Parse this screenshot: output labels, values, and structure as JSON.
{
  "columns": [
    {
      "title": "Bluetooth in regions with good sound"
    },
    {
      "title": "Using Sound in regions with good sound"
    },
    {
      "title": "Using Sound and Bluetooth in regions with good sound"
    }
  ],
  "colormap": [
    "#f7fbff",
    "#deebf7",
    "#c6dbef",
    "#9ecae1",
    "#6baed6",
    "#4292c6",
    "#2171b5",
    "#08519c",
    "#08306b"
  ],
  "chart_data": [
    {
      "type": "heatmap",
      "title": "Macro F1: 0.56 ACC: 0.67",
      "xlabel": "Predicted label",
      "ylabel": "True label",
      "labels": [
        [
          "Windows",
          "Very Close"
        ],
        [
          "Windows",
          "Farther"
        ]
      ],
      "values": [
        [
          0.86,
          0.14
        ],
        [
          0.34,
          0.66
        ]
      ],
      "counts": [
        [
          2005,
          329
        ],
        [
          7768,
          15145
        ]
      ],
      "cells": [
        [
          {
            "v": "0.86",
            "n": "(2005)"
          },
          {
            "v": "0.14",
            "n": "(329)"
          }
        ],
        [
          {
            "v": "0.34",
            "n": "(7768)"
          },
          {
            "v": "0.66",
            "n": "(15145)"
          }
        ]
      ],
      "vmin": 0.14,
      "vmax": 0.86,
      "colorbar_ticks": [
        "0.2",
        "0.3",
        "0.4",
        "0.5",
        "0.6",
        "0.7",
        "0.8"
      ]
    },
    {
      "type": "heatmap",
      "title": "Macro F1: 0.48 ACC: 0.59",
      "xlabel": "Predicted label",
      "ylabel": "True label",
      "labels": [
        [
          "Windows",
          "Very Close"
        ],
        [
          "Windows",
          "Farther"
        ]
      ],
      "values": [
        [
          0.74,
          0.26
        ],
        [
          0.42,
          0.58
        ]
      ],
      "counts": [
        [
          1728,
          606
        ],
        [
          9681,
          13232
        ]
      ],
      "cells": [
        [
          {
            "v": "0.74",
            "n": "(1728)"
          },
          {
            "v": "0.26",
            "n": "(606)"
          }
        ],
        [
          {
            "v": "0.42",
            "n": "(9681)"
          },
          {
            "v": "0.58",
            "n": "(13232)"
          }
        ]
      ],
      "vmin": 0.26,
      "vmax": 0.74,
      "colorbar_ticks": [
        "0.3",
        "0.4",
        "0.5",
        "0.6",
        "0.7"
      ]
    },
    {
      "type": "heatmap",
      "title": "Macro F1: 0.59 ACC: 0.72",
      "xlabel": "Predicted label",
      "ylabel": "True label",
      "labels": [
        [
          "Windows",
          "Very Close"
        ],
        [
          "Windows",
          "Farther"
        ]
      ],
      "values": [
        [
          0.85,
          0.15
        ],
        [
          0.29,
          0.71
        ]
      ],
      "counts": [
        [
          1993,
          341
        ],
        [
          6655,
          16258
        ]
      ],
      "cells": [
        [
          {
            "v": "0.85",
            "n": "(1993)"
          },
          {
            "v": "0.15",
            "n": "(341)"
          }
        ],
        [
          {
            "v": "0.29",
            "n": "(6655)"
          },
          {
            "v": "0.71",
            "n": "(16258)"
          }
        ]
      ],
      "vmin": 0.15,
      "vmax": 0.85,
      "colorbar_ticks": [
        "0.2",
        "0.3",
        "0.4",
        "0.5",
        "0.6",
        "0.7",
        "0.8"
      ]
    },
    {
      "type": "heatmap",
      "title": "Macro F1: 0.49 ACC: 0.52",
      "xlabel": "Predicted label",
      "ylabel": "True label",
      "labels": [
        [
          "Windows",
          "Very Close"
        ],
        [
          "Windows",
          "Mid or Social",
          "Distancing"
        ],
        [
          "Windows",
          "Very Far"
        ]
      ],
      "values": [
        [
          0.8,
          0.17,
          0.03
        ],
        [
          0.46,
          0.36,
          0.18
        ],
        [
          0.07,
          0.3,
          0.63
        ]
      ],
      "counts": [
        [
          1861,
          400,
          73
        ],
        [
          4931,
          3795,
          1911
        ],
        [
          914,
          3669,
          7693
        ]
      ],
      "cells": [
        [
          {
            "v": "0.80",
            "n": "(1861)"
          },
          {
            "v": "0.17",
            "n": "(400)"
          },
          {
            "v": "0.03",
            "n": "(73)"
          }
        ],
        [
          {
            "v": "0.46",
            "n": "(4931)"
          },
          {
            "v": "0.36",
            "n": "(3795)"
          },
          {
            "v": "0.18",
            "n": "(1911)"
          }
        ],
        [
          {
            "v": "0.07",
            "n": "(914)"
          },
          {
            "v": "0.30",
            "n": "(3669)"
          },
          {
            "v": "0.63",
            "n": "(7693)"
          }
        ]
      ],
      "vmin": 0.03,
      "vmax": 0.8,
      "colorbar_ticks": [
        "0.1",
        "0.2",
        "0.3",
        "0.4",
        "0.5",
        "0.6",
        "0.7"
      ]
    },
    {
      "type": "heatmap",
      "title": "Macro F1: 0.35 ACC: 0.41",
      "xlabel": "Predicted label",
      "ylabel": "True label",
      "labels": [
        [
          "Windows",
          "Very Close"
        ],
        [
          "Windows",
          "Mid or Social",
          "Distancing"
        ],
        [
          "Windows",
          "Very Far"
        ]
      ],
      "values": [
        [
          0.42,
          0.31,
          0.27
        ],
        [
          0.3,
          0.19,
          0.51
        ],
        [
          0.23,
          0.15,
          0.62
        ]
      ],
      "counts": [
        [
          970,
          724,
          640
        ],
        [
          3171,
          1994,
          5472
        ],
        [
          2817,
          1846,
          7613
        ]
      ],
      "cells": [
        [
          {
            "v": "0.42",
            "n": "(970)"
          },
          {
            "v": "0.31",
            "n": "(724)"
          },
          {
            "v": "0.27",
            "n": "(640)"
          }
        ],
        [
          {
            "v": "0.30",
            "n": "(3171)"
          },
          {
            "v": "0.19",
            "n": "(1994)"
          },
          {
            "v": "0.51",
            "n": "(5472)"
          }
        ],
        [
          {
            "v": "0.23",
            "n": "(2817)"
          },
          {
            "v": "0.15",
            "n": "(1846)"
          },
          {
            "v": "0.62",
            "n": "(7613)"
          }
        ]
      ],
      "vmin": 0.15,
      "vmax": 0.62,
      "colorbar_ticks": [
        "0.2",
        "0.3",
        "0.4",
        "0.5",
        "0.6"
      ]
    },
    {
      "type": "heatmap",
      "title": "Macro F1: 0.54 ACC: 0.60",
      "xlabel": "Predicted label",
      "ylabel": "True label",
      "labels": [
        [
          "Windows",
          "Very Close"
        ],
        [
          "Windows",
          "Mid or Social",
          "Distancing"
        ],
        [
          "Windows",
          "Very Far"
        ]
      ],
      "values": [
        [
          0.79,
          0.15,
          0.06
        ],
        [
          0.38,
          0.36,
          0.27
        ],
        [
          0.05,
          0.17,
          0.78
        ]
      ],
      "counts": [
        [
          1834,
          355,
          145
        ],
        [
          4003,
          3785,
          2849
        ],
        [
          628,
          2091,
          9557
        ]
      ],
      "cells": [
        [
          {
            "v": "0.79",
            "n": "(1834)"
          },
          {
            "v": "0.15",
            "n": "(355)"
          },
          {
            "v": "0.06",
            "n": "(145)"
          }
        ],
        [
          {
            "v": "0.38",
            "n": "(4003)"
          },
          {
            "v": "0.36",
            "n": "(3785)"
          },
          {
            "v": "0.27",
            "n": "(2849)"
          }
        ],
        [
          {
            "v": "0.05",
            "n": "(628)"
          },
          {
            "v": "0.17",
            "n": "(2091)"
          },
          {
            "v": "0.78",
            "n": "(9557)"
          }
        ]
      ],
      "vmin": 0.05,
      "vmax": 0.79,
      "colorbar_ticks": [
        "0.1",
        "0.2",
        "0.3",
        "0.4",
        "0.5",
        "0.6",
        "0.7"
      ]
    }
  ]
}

--

**PROMPT:** Report every line in the data above in which the word "regions" appears.

**EXPECTED ANSWER:**
      "title": "Bluetooth in regions with good sound"
      "title": "Using Sound in regions with good sound"
      "title": "Using Sound and Bluetooth in regions with good sound"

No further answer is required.